> **Exercise details**
Pull out every line from the listing that has the word "shift".

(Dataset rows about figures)
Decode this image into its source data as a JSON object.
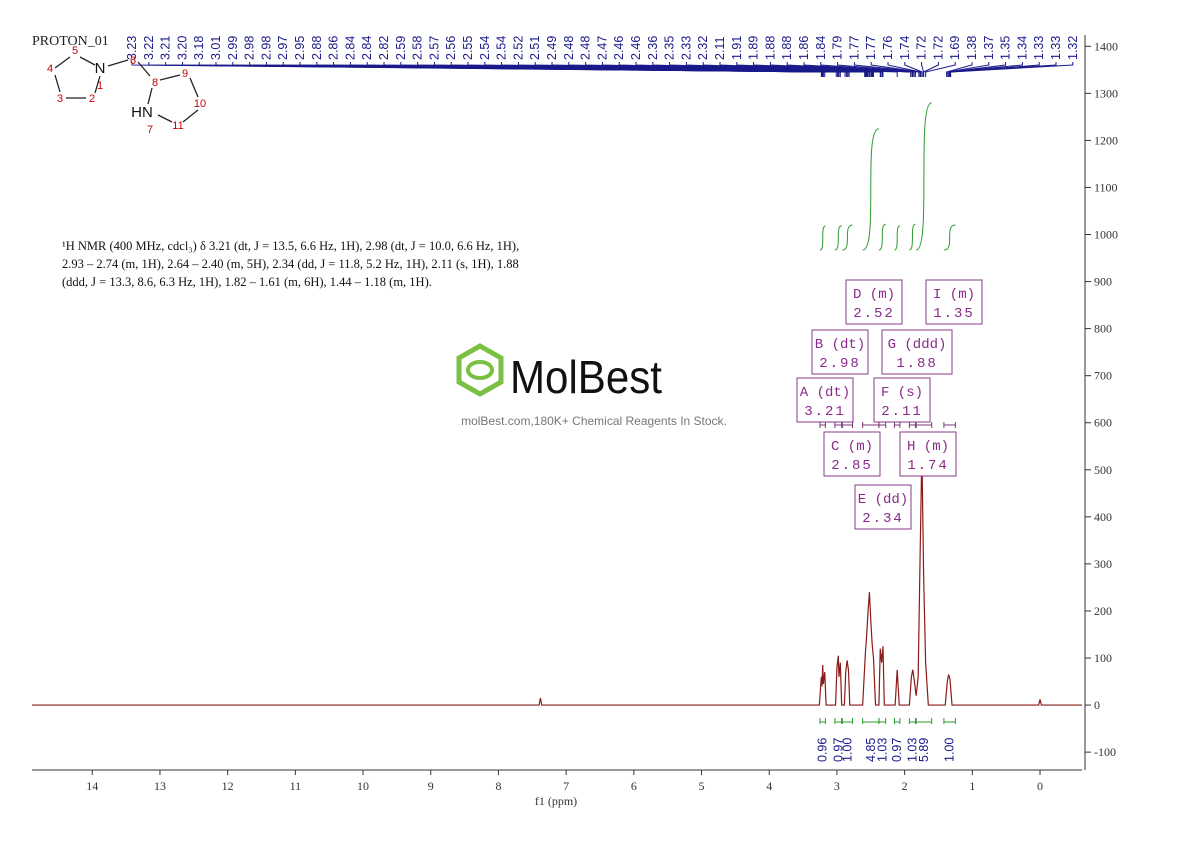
{
  "chart_data": {
    "type": "nmr",
    "title": "PROTON_01",
    "x_label": "f1 (ppm)",
    "xlim": [
      14.89,
      -0.62
    ],
    "xticks": [
      14,
      13,
      12,
      11,
      10,
      9,
      8,
      7,
      6,
      5,
      4,
      3,
      2,
      1,
      0
    ],
    "ylim": [
      -138,
      1424
    ],
    "yticks": [
      -100,
      0,
      100,
      200,
      300,
      400,
      500,
      600,
      700,
      800,
      900,
      1000,
      1100,
      1200,
      1300,
      1400
    ],
    "series": [
      {
        "color": "#8b1a1a",
        "x": [
          14.89,
          7.4,
          7.38,
          7.36,
          3.26,
          3.23,
          3.22,
          3.21,
          3.2,
          3.18,
          3.16,
          3.02,
          3.0,
          2.98,
          2.97,
          2.95,
          2.93,
          2.89,
          2.87,
          2.85,
          2.83,
          2.81,
          2.62,
          2.58,
          2.56,
          2.54,
          2.52,
          2.5,
          2.48,
          2.46,
          2.43,
          2.38,
          2.36,
          2.34,
          2.32,
          2.3,
          2.14,
          2.11,
          2.08,
          1.93,
          1.9,
          1.88,
          1.86,
          1.83,
          1.8,
          1.77,
          1.745,
          1.72,
          1.69,
          1.65,
          1.4,
          1.37,
          1.35,
          1.33,
          1.3,
          0.02,
          0,
          -0.02,
          -0.62
        ],
        "values": [
          0,
          0,
          15,
          0,
          0,
          60,
          40,
          85,
          45,
          70,
          0,
          0,
          80,
          105,
          60,
          90,
          0,
          0,
          70,
          95,
          75,
          0,
          0,
          110,
          150,
          200,
          240,
          180,
          130,
          100,
          0,
          0,
          120,
          90,
          125,
          0,
          0,
          75,
          0,
          0,
          60,
          75,
          55,
          20,
          60,
          330,
          540,
          280,
          90,
          0,
          0,
          50,
          65,
          55,
          0,
          0,
          12,
          0,
          0
        ]
      }
    ],
    "peak_labels": [
      3.23,
      3.22,
      3.21,
      {
        "value": 3.2,
        "label": "3.20"
      },
      3.18,
      3.01,
      2.99,
      2.98,
      2.98,
      2.97,
      2.95,
      2.88,
      2.86,
      2.84,
      2.84,
      2.82,
      2.59,
      2.58,
      2.57,
      2.56,
      2.55,
      2.54,
      2.54,
      2.52,
      2.51,
      2.49,
      2.48,
      2.48,
      2.47,
      2.46,
      2.46,
      2.36,
      2.35,
      2.33,
      2.32,
      2.11,
      1.91,
      1.89,
      1.88,
      1.88,
      1.86,
      1.84,
      1.79,
      1.77,
      1.77,
      1.76,
      1.74,
      1.72,
      1.72,
      1.69,
      1.38,
      1.37,
      1.35,
      1.34,
      1.33,
      1.33,
      1.32
    ],
    "integrals": [
      {
        "range": [
          3.25,
          3.17
        ],
        "value": 0.96,
        "label": "0.96"
      },
      {
        "range": [
          3.03,
          2.93
        ],
        "value": 0.97,
        "label": "0.97"
      },
      {
        "range": [
          2.92,
          2.77
        ],
        "value": 1.0,
        "label": "1.00"
      },
      {
        "range": [
          2.62,
          2.38
        ],
        "value": 4.85,
        "label": "4.85"
      },
      {
        "range": [
          2.38,
          2.28
        ],
        "value": 1.03,
        "label": "1.03"
      },
      {
        "range": [
          2.15,
          2.07
        ],
        "value": 0.97,
        "label": "0.97"
      },
      {
        "range": [
          1.93,
          1.84
        ],
        "value": 1.03,
        "label": "1.03"
      },
      {
        "range": [
          1.83,
          1.6
        ],
        "value": 5.89,
        "label": "5.89"
      },
      {
        "range": [
          1.42,
          1.25
        ],
        "value": 1.0,
        "label": "1.00"
      }
    ],
    "multiplets": [
      {
        "name": "A (dt)",
        "shift": 3.21
      },
      {
        "name": "B (dt)",
        "shift": 2.98
      },
      {
        "name": "C (m)",
        "shift": 2.85
      },
      {
        "name": "D (m)",
        "shift": 2.52
      },
      {
        "name": "E (dd)",
        "shift": 2.34
      },
      {
        "name": "F (s)",
        "shift": 2.11
      },
      {
        "name": "G (ddd)",
        "shift": 1.88
      },
      {
        "name": "H (m)",
        "shift": 1.74
      },
      {
        "name": "I (m)",
        "shift": 1.35
      }
    ]
  },
  "description": [
    "¹H NMR (400 MHz, cdcl₃) δ 3.21 (dt, J = 13.5, 6.6 Hz, 1H), 2.98 (dt, J = 10.0, 6.6 Hz, 1H),",
    "2.93 – 2.74 (m, 1H), 2.64 – 2.40 (m, 5H), 2.34 (dd, J = 11.8, 5.2 Hz, 1H), 2.11 (s, 1H), 1.88",
    "(ddd, J = 13.3, 8.6, 6.3 Hz, 1H), 1.82 – 1.61 (m, 6H), 1.44 – 1.18 (m, 1H)."
  ],
  "structure": {
    "atoms": [
      "5",
      "N",
      "1",
      "4",
      "3",
      "2",
      "6",
      "8",
      "9",
      "10",
      "HN",
      "7",
      "11"
    ]
  },
  "watermark": {
    "logo": "MolBest",
    "tagline": "molBest.com,180K+ Chemical Reagents In Stock."
  }
}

> **Task result**
        "shift": 3.21
        "shift": 2.98
        "shift": 2.85
        "shift": 2.52
        "shift": 2.34
        "shift": 2.11
        "shift": 1.88
        "shift": 1.74
        "shift": 1.35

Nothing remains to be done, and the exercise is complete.